* [Task description]: Transcribe every line exactly. Leave the pictures behind.

* [Data excerpts]:

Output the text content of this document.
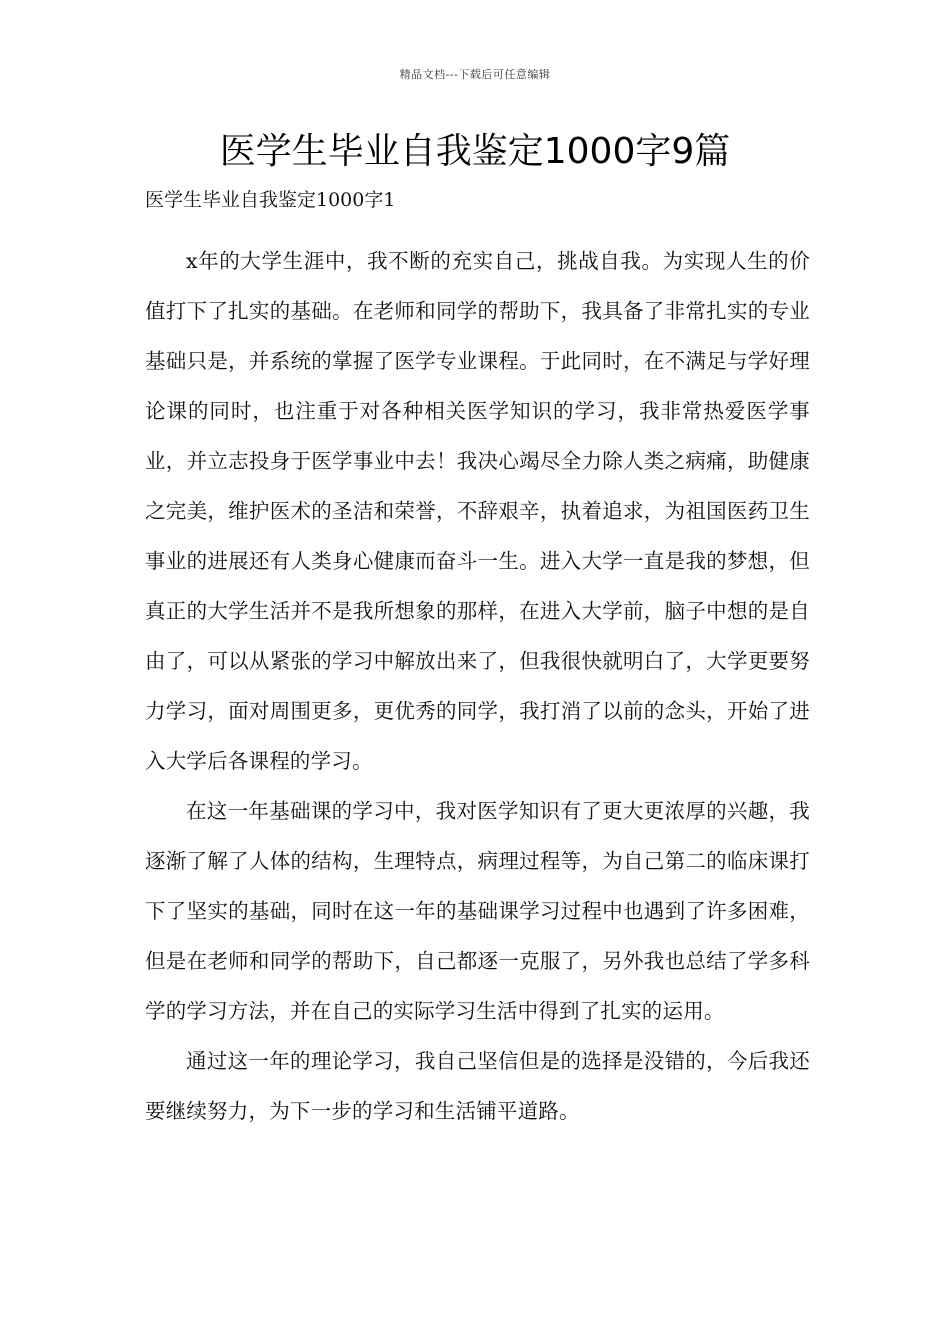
精品文档---下载后可任意编辑
医学生毕业自我鉴定1000字9篇

医学生毕业自我鉴定1000字1

x年的大学生涯中，我不断的充实自己，挑战自我。为实现人生的价值打下了扎实的基础。在老师和同学的帮助下，我具备了非常扎实的专业基础只是，并系统的掌握了医学专业课程。于此同时，在不满足与学好理论课的同时，也注重于对各种相关医学知识的学习，我非常热爱医学事业，并立志投身于医学事业中去！我决心竭尽全力除人类之病痛，助健康之完美，维护医术的圣洁和荣誉，不辞艰辛，执着追求，为祖国医药卫生事业的进展还有人类身心健康而奋斗一生。进入大学一直是我的梦想，但真正的大学生活并不是我所想象的那样，在进入大学前，脑子中想的是自由了，可以从紧张的学习中解放出来了，但我很快就明白了，大学更要努力学习，面对周围更多，更优秀的同学，我打消了以前的念头，开始了进入大学后各课程的学习。

在这一年基础课的学习中，我对医学知识有了更大更浓厚的兴趣，我逐渐了解了人体的结构，生理特点，病理过程等，为自己第二的临床课打下了坚实的基础，同时在这一年的基础课学习过程中也遇到了许多困难，但是在老师和同学的帮助下，自己都逐一克服了，另外我也总结了学多科学的学习方法，并在自己的实际学习生活中得到了扎实的运用。

通过这一年的理论学习，我自己坚信但是的选择是没错的，今后我还要继续努力，为下一步的学习和生活铺平道路。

* [Full answer]:
Output the text content of this document.
精品文档---下载后可任意编辑
医学生毕业自我鉴定1000字9篇

医学生毕业自我鉴定1000字1

x年的大学生涯中，我不断的充实自己，挑战自我。为实现人生的价值打下了扎实的基础。在老师和同学的帮助下，我具备了非常扎实的专业基础只是，并系统的掌握了医学专业课程。于此同时，在不满足与学好理论课的同时，也注重于对各种相关医学知识的学习，我非常热爱医学事业，并立志投身于医学事业中去！我决心竭尽全力除人类之病痛，助健康之完美，维护医术的圣洁和荣誉，不辞艰辛，执着追求，为祖国医药卫生事业的进展还有人类身心健康而奋斗一生。进入大学一直是我的梦想，但真正的大学生活并不是我所想象的那样，在进入大学前，脑子中想的是自由了，可以从紧张的学习中解放出来了，但我很快就明白了，大学更要努力学习，面对周围更多，更优秀的同学，我打消了以前的念头，开始了进入大学后各课程的学习。

在这一年基础课的学习中，我对医学知识有了更大更浓厚的兴趣，我逐渐了解了人体的结构，生理特点，病理过程等，为自己第二的临床课打下了坚实的基础，同时在这一年的基础课学习过程中也遇到了许多困难，但是在老师和同学的帮助下，自己都逐一克服了，另外我也总结了学多科学的学习方法，并在自己的实际学习生活中得到了扎实的运用。

通过这一年的理论学习，我自己坚信但是的选择是没错的，今后我还要继续努力，为下一步的学习和生活铺平道路。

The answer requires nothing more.